PROBLEM DESCRIPTION: All lines featuring the string "data" are to be listed.
-- start of LISTED RECORDS --
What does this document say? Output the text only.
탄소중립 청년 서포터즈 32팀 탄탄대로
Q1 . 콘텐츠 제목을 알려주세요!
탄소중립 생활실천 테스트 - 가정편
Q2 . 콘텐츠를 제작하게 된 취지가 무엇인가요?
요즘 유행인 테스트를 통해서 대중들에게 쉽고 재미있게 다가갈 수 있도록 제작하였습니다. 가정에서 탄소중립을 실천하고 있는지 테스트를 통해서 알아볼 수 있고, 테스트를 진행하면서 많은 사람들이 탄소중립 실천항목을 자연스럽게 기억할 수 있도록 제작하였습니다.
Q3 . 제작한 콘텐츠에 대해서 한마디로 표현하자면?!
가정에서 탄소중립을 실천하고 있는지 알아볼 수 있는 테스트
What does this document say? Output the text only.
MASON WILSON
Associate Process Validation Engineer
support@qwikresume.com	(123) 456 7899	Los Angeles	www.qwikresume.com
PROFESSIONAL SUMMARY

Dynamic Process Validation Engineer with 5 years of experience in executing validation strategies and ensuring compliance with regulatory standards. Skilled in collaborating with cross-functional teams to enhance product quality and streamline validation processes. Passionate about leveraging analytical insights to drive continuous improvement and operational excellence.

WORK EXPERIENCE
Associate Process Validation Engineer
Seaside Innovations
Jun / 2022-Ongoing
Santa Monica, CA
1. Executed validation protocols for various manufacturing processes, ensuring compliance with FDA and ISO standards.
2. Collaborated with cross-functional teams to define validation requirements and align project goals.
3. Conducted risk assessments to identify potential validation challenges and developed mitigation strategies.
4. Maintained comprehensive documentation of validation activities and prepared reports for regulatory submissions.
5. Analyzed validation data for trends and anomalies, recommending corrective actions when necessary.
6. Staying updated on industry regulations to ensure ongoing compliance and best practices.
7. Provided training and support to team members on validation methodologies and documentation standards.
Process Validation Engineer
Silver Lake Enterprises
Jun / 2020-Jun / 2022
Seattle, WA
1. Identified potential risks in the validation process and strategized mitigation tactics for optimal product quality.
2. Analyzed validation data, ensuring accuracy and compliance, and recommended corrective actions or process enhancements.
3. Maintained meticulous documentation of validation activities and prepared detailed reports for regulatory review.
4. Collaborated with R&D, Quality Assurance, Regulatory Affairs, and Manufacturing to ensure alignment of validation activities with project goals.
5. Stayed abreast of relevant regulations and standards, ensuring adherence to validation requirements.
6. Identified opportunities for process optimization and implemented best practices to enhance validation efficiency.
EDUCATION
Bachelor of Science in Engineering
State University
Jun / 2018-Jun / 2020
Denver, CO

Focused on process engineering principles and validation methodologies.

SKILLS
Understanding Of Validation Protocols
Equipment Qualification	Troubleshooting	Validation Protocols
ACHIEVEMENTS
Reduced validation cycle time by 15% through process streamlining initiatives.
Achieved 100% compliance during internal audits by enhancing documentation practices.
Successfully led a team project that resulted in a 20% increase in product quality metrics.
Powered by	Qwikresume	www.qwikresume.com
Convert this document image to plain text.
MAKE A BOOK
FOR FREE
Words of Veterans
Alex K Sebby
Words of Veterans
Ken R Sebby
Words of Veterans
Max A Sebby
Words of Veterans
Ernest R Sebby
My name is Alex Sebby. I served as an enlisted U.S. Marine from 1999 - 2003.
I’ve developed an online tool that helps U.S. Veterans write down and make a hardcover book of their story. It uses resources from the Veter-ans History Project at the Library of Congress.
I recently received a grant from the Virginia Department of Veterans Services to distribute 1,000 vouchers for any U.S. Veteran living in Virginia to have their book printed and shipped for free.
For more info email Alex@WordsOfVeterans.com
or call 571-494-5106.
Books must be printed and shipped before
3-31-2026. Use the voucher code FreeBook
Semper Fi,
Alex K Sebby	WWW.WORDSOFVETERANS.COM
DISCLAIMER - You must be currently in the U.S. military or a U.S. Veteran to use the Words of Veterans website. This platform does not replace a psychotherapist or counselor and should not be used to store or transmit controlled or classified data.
-- end of LISTED RECORDS --
WRITTEN RESPONSE:
5. Analyzed validation data for trends and anomalies, recommending corrective actions when necessary.
2. Analyzed validation data, ensuring accuracy and compliance, and recommended corrective actions or process enhancements.
DISCLAIMER - You must be currently in the U.S. military or a U.S. Veteran to use the Words of Veterans website. This platform does not replace a psychotherapist or counselor and should not be used to store or transmit controlled or classified data.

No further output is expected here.